• TASK STATEMENT:
Omit every image, and transcribe the remaining entries exactly as given.

───

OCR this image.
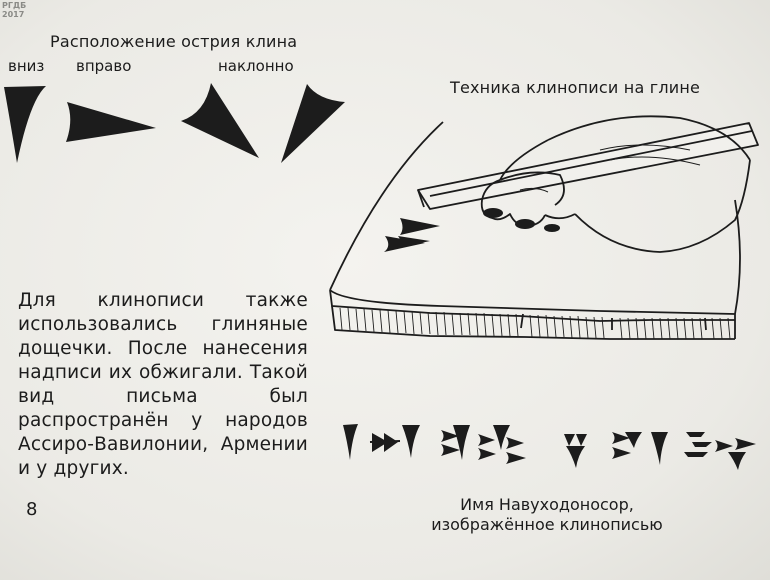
РГДБ
2017
Расположение острия клина
вниз вправо	наклонно
Техника клинописи на глине
Для клинописи также использовались глиняные дощечки. После нанесения надписи их обжигали. Такой вид письма был распространён у народов Ассиро-Вавилонии, Армении и у других.
8	Имя Навуходоносор,
изображённое клинописью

───

• EXERCISE OUTPUT:
OCR this image.
РГДБ
2017
Расположение острия клина
вниз вправо	наклонно
Техника клинописи на глине
Для клинописи также использовались глиняные дощечки. После нанесения надписи их обжигали. Такой вид письма был распространён у народов Ассиро-Вавилонии, Армении и у других.
8	Имя Навуходоносор,
изображённое клинописью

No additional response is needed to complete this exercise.